(Figure collection entries)
****

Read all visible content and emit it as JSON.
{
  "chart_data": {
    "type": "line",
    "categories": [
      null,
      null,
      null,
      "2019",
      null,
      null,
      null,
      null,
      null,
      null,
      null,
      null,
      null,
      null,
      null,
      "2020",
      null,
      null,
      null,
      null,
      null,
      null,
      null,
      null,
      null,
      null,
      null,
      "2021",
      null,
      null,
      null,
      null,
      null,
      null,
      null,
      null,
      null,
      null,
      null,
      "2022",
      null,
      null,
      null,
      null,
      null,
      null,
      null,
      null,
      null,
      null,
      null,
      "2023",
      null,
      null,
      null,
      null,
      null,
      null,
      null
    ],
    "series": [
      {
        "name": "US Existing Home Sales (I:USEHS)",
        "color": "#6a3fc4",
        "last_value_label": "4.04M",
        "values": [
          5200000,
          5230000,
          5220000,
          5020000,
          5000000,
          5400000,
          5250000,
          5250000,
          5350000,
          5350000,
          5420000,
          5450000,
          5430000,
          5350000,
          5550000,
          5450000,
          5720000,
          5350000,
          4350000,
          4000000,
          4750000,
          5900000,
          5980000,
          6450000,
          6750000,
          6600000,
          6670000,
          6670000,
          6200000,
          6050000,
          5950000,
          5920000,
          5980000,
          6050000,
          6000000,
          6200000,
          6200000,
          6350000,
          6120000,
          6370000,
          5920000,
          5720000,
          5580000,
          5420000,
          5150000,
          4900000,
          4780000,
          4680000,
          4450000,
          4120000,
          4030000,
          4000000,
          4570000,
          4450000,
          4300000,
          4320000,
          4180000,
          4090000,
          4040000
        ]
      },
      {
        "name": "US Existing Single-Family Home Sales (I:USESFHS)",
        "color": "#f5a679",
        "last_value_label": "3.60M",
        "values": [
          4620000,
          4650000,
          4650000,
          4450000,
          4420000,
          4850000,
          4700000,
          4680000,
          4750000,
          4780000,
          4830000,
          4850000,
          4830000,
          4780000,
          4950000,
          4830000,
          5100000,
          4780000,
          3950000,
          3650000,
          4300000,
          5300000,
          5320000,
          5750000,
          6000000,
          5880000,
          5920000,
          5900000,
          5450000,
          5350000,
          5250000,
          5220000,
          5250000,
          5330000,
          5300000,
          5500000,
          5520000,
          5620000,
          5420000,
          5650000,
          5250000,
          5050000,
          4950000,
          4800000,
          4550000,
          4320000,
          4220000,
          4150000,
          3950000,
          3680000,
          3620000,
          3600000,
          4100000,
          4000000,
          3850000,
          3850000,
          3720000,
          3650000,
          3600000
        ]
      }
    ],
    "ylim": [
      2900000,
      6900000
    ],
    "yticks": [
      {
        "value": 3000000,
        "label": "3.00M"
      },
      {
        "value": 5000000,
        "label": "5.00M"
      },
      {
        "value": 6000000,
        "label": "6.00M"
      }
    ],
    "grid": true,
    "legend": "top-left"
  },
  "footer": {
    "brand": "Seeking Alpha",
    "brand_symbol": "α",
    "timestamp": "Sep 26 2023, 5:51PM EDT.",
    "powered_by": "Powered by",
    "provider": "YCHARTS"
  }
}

****

• **Required work**:
In the entries above, find every line holding the word "Sales" and copy it out.

• **Task answer**:
        "name": "US Existing Home Sales (I:USEHS)",
        "name": "US Existing Single-Family Home Sales (I:USESFHS)",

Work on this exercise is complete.